• **Required task**: Find all lines in the listing that include the word "image", then copy them.

Raw records:
· · ·

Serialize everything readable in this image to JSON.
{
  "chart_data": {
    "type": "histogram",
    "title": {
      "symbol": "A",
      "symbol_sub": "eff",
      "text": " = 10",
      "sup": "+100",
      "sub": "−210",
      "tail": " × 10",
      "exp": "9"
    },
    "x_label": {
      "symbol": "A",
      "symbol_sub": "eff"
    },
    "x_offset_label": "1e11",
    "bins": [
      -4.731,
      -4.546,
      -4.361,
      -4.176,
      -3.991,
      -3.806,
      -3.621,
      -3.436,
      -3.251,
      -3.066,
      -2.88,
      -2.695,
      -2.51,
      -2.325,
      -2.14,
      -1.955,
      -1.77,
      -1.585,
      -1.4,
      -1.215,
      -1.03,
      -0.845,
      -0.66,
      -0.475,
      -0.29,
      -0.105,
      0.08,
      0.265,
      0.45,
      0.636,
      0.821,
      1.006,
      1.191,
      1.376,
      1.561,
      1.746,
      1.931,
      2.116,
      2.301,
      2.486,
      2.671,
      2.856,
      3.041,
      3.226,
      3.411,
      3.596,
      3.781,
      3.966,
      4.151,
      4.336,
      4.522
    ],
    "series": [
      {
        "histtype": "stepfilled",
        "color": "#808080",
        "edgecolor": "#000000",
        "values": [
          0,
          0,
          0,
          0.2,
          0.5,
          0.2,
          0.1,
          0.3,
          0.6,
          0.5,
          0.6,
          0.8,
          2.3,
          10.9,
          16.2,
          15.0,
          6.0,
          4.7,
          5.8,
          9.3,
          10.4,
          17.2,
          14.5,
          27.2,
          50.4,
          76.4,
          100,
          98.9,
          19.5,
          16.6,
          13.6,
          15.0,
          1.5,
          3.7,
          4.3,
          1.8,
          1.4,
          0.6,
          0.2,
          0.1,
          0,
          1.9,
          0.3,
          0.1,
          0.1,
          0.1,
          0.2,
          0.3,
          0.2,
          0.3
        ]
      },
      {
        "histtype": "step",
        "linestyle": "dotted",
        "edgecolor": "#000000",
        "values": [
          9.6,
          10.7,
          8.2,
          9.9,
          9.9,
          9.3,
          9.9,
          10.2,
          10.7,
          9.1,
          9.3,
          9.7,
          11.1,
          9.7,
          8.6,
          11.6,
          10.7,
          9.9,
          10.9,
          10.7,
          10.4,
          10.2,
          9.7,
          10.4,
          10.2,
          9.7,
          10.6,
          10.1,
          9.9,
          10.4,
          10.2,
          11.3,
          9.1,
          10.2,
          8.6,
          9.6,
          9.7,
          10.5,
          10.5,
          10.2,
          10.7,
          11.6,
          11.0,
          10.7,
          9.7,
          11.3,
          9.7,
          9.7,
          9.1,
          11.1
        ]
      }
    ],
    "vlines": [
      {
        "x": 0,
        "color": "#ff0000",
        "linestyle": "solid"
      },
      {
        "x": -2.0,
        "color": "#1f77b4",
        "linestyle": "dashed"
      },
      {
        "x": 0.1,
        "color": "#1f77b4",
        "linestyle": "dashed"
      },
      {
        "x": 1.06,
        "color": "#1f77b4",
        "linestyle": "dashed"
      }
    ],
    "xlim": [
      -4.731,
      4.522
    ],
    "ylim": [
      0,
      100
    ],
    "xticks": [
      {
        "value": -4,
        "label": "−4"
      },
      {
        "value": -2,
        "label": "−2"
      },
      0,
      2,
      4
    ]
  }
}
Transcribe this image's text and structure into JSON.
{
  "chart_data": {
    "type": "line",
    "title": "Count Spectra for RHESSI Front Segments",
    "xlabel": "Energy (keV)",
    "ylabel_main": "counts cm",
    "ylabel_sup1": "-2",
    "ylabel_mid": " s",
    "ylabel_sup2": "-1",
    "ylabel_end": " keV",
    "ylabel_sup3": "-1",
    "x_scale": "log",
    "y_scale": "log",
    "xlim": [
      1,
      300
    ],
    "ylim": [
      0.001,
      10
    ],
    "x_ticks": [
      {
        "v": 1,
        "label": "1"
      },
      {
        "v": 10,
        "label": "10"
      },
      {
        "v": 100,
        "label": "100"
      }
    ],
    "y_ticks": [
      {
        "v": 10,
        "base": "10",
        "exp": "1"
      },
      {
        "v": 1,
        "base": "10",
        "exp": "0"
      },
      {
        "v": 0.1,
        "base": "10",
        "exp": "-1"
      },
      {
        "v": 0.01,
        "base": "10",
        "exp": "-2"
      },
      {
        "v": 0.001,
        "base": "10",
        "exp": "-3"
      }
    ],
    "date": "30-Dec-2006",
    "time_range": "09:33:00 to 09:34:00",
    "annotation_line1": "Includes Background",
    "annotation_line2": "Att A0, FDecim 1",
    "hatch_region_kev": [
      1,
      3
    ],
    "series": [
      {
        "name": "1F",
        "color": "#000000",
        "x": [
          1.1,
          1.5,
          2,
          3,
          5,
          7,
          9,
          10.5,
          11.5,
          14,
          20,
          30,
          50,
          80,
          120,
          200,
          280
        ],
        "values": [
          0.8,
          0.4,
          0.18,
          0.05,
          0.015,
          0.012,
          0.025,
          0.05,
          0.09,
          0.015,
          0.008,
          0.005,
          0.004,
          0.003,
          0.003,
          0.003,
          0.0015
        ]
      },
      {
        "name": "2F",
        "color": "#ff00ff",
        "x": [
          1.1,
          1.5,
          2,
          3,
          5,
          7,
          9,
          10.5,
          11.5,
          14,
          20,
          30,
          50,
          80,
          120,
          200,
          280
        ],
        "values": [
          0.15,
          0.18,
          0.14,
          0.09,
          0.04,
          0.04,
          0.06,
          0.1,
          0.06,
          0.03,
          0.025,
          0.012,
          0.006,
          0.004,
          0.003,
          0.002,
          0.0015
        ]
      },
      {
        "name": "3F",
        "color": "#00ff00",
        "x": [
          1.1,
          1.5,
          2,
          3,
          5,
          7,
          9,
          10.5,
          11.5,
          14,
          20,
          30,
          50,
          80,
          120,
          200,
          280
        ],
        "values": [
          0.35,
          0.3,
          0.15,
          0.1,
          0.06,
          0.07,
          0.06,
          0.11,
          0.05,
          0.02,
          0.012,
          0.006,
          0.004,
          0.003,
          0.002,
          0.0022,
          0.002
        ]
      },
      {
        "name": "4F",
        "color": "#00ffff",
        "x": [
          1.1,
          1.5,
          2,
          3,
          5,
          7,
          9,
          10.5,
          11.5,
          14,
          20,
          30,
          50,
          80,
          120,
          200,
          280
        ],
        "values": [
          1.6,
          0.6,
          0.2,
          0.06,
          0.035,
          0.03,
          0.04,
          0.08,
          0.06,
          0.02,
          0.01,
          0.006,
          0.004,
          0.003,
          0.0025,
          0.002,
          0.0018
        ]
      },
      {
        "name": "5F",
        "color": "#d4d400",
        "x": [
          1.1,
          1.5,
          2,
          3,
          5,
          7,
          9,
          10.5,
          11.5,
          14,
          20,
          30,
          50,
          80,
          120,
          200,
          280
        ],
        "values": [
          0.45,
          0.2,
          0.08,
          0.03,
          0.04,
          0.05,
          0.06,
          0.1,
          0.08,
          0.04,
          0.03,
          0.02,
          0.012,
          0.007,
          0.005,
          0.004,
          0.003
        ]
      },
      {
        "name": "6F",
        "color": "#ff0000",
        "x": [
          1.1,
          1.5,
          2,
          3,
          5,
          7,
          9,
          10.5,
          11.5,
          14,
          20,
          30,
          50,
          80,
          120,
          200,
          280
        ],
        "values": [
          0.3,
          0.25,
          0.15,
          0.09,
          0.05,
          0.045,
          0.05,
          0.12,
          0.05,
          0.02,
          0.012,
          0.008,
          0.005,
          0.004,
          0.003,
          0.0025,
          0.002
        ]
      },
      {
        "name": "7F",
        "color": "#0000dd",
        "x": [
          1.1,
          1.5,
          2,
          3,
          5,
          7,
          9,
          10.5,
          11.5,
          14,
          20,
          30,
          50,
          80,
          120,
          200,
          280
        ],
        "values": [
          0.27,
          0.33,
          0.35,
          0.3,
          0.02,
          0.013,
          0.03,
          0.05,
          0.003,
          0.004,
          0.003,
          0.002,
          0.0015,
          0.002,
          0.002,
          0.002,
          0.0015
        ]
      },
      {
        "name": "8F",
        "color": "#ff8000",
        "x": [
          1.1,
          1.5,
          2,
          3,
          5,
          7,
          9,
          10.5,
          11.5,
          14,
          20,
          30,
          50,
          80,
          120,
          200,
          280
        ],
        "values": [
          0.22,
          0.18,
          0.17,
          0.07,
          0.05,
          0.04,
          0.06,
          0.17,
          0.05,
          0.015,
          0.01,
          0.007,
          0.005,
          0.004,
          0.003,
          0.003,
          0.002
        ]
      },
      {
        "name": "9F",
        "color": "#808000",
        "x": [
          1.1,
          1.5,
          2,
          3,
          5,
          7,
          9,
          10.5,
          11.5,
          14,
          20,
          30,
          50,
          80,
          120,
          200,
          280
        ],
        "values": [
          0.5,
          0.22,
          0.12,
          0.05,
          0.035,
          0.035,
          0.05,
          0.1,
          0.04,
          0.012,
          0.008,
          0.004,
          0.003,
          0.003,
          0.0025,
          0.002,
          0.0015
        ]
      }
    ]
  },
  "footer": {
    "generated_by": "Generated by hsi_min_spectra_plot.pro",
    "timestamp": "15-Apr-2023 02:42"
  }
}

· · ·

• **Solved exercise**:
Serialize everything readable in this image to JSON.
Transcribe this image's text and structure into JSON.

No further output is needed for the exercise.